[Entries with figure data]

:::::

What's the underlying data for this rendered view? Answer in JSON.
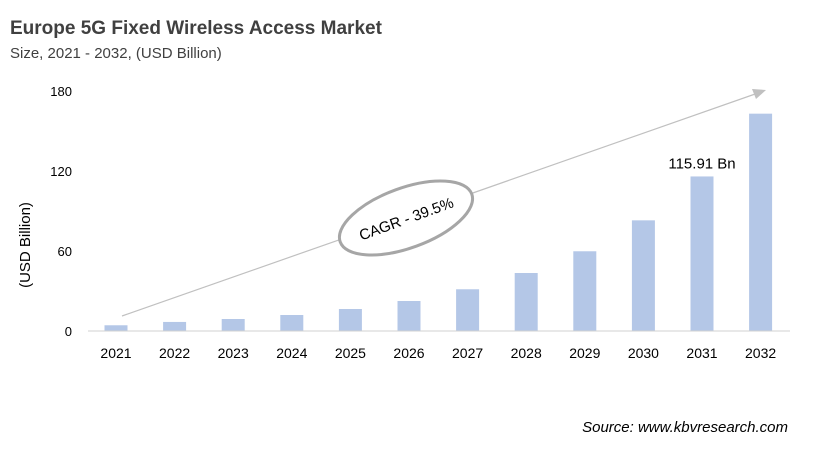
{
  "chart_data": {
    "type": "bar",
    "title": "Europe 5G Fixed Wireless Access Market",
    "subtitle": "Size, 2021 - 2032, (USD Billion)",
    "xlabel": "",
    "ylabel": "(USD Billion)",
    "ylim": [
      0,
      180
    ],
    "yticks": [
      0,
      60,
      120,
      180
    ],
    "categories": [
      "2021",
      "2022",
      "2023",
      "2024",
      "2025",
      "2026",
      "2027",
      "2028",
      "2029",
      "2030",
      "2031",
      "2032"
    ],
    "values": [
      4.3,
      6.8,
      9.0,
      12.0,
      16.5,
      22.5,
      31.3,
      43.5,
      59.8,
      83.0,
      115.91,
      163.0
    ],
    "data_label": {
      "category": "2031",
      "text": "115.91 Bn"
    },
    "annotation": "CAGR - 39.5%",
    "bar_color": "#b4c7e7",
    "grid": false,
    "source": "Source: www.kbvresearch.com"
  }
}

:::::

(Direction): Write the lines above out again exactly, without any of their pictures.

(Task output):
What's the underlying data for this rendered view? Answer in JSON.
{
  "chart_data": {
    "type": "bar",
    "title": "Europe 5G Fixed Wireless Access Market",
    "subtitle": "Size, 2021 - 2032, (USD Billion)",
    "xlabel": "",
    "ylabel": "(USD Billion)",
    "ylim": [
      0,
      180
    ],
    "yticks": [
      0,
      60,
      120,
      180
    ],
    "categories": [
      "2021",
      "2022",
      "2023",
      "2024",
      "2025",
      "2026",
      "2027",
      "2028",
      "2029",
      "2030",
      "2031",
      "2032"
    ],
    "values": [
      4.3,
      6.8,
      9.0,
      12.0,
      16.5,
      22.5,
      31.3,
      43.5,
      59.8,
      83.0,
      115.91,
      163.0
    ],
    "data_label": {
      "category": "2031",
      "text": "115.91 Bn"
    },
    "annotation": "CAGR - 39.5%",
    "bar_color": "#b4c7e7",
    "grid": false,
    "source": "Source: www.kbvresearch.com"
  }
}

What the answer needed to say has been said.